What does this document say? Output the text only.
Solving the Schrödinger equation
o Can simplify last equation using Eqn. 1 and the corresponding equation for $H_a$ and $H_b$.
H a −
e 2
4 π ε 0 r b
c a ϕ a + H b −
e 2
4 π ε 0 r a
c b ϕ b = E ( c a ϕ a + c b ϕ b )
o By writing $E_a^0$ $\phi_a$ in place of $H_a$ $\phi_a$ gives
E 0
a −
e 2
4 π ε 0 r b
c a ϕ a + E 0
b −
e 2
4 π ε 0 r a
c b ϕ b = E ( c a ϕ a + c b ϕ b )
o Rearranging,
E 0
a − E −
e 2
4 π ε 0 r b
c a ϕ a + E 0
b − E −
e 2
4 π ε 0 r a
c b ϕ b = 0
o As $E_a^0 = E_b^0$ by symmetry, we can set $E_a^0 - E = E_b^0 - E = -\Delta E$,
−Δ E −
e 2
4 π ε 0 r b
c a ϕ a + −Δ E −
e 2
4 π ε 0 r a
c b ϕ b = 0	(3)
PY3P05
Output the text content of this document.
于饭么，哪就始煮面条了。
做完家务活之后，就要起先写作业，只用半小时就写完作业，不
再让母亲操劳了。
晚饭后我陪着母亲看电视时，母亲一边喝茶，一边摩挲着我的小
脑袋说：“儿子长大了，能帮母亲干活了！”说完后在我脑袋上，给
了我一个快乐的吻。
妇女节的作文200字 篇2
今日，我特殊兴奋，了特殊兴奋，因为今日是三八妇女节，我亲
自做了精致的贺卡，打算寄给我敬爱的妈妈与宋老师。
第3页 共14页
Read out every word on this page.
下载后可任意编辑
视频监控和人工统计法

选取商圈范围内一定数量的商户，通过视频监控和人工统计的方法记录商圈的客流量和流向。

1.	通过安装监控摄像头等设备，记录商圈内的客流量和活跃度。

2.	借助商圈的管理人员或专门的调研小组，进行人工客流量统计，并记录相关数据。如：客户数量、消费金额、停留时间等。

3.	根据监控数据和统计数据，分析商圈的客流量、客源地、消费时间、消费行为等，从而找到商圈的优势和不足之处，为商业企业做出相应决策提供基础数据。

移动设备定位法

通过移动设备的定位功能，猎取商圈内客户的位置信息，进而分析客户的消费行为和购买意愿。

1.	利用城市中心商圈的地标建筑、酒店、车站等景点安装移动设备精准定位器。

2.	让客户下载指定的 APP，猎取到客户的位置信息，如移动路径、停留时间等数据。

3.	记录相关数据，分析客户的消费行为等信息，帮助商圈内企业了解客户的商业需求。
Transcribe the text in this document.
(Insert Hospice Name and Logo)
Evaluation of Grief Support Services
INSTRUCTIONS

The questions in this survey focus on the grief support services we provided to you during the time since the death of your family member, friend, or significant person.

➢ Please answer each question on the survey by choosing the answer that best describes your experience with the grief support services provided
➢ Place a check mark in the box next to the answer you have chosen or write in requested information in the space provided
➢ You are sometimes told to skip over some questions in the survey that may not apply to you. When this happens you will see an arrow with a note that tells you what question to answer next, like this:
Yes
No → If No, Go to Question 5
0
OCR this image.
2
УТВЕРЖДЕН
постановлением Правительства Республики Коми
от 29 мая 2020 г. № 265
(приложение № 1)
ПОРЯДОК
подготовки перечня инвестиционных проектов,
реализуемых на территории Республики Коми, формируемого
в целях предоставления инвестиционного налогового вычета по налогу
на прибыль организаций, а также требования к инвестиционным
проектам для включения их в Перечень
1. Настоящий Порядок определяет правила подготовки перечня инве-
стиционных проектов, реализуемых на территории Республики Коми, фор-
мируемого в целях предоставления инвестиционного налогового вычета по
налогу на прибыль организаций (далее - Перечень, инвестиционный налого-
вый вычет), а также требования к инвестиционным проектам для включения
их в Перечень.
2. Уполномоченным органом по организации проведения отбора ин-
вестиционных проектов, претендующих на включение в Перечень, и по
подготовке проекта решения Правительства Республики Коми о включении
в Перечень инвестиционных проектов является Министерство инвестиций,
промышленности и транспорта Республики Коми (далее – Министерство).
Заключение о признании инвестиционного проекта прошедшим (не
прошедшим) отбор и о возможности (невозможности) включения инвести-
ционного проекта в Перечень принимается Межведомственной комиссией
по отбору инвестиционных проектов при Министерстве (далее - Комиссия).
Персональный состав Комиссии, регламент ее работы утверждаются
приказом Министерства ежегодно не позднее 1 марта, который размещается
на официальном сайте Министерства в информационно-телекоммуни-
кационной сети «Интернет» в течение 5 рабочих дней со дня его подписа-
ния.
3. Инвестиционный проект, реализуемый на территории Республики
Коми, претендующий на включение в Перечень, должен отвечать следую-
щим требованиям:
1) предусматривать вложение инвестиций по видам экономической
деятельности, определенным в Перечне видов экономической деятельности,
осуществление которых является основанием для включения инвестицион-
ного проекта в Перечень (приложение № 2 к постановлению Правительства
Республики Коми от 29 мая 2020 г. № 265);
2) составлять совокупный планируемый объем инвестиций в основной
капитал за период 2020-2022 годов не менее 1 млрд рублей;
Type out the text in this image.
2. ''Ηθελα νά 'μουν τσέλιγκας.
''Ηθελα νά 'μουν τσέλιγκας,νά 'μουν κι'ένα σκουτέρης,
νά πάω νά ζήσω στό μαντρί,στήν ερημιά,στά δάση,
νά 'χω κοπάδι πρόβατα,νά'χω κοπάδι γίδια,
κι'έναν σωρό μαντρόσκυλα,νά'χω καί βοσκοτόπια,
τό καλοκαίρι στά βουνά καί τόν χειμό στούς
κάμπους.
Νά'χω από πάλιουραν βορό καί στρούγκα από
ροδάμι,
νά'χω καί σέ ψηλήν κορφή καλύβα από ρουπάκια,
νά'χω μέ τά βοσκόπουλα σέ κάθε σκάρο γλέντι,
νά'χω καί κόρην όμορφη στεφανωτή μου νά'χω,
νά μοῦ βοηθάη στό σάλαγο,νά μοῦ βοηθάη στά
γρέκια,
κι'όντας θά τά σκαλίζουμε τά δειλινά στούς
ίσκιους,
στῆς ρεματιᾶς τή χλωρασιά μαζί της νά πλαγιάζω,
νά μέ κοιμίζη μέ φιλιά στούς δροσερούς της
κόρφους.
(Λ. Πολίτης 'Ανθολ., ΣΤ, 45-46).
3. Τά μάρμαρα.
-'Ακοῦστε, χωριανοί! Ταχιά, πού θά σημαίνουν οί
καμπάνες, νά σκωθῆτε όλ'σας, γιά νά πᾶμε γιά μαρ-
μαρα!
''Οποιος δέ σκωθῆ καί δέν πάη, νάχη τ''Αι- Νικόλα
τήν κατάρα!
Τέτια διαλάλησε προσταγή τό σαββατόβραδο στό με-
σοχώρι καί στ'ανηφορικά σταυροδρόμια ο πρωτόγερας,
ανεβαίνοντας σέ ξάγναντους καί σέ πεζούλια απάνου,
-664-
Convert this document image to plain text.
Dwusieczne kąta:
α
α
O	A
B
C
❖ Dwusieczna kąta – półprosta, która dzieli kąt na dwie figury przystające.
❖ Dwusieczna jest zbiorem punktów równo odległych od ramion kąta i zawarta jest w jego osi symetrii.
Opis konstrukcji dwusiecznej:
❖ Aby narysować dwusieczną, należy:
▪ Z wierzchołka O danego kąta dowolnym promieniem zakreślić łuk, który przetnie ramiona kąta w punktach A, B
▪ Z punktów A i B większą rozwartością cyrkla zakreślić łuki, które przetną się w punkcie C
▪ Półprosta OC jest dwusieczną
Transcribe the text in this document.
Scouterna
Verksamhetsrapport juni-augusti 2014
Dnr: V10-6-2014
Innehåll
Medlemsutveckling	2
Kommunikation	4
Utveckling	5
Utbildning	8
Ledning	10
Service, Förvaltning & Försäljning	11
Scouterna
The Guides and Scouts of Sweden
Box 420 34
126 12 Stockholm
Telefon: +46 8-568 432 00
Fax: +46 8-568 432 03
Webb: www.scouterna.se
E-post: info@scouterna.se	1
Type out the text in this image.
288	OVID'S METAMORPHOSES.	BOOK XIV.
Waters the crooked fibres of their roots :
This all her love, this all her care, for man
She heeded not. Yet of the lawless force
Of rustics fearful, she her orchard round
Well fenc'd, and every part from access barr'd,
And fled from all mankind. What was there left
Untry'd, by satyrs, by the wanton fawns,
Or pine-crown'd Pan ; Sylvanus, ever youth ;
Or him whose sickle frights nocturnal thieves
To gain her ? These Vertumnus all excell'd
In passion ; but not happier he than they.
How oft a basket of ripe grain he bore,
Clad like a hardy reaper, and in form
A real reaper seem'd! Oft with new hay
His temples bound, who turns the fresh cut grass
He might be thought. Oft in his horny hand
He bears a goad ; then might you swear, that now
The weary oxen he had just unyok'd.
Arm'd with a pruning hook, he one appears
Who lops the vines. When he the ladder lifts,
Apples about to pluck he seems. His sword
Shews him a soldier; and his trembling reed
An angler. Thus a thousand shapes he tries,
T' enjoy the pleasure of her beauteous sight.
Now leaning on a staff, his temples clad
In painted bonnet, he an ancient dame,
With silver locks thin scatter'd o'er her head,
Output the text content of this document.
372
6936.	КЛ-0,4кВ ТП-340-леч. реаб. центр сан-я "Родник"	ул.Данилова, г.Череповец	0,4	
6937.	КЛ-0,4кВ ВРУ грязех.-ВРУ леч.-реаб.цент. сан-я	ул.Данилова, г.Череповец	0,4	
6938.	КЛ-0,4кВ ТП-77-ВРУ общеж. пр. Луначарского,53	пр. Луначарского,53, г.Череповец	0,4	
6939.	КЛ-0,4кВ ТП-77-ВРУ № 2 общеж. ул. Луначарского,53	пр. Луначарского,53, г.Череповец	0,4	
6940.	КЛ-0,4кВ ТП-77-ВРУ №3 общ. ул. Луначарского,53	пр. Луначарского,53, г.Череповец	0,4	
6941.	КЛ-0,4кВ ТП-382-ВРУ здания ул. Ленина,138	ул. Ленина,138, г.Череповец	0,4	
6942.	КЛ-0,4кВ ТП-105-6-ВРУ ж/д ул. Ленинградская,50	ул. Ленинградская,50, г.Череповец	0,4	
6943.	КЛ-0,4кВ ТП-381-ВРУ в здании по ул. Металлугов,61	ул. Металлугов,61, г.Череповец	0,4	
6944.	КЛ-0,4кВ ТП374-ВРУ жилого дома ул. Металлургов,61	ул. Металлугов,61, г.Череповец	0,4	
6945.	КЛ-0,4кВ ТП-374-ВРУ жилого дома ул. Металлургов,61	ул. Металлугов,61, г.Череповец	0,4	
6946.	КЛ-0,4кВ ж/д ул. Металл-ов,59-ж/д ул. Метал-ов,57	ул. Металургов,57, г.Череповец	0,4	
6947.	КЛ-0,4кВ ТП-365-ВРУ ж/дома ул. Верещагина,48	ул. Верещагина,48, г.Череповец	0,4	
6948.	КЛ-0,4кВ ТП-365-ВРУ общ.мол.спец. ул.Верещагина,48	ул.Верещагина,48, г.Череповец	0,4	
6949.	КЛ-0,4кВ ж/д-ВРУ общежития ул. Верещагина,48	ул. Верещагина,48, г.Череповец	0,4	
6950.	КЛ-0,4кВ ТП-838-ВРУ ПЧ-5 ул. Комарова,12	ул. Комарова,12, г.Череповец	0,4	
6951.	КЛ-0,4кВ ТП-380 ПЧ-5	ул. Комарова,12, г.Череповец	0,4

- - - - - - -

Show every line in the entries where the string "прошедшим" occurs.

▸ **TASK ANSWER**:
Заключение о признании инвестиционного проекта прошедшим (не
прошедшим) отбор и о возможности (невозможности) включения инвести-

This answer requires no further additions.